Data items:
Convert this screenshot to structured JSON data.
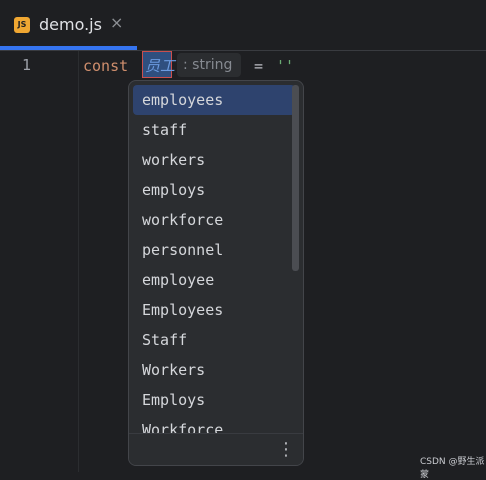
{
  "tab": {
    "icon_text": "JS",
    "title": "demo.js",
    "close_glyph": "×"
  },
  "editor": {
    "line_number": "1",
    "keyword": "const",
    "identifier": "员工",
    "type_hint": ": string",
    "equals": "=",
    "string_literal": "''"
  },
  "autocomplete": {
    "items": [
      {
        "label": "employees",
        "selected": true
      },
      {
        "label": "staff"
      },
      {
        "label": "workers"
      },
      {
        "label": "employs"
      },
      {
        "label": "workforce"
      },
      {
        "label": "personnel"
      },
      {
        "label": "employee"
      },
      {
        "label": "Employees"
      },
      {
        "label": "Staff"
      },
      {
        "label": "Workers"
      },
      {
        "label": "Employs"
      },
      {
        "label": "Workforce"
      }
    ],
    "more_icon": "⋮"
  },
  "watermark": "CSDN @野生派蒙",
  "colors": {
    "accent": "#3574f0",
    "keyword": "#cf8e6d",
    "string": "#6aab73",
    "selected_bg": "#2e436e"
  }
}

_Stated task:_ Every line above should be returned word for word, with the pictures left behind.

_Exercise output:_
Convert this screenshot to structured JSON data.
{
  "tab": {
    "icon_text": "JS",
    "title": "demo.js",
    "close_glyph": "×"
  },
  "editor": {
    "line_number": "1",
    "keyword": "const",
    "identifier": "员工",
    "type_hint": ": string",
    "equals": "=",
    "string_literal": "''"
  },
  "autocomplete": {
    "items": [
      {
        "label": "employees",
        "selected": true
      },
      {
        "label": "staff"
      },
      {
        "label": "workers"
      },
      {
        "label": "employs"
      },
      {
        "label": "workforce"
      },
      {
        "label": "personnel"
      },
      {
        "label": "employee"
      },
      {
        "label": "Employees"
      },
      {
        "label": "Staff"
      },
      {
        "label": "Workers"
      },
      {
        "label": "Employs"
      },
      {
        "label": "Workforce"
      }
    ],
    "more_icon": "⋮"
  },
  "watermark": "CSDN @野生派蒙",
  "colors": {
    "accent": "#3574f0",
    "keyword": "#cf8e6d",
    "string": "#6aab73",
    "selected_bg": "#2e436e"
  }
}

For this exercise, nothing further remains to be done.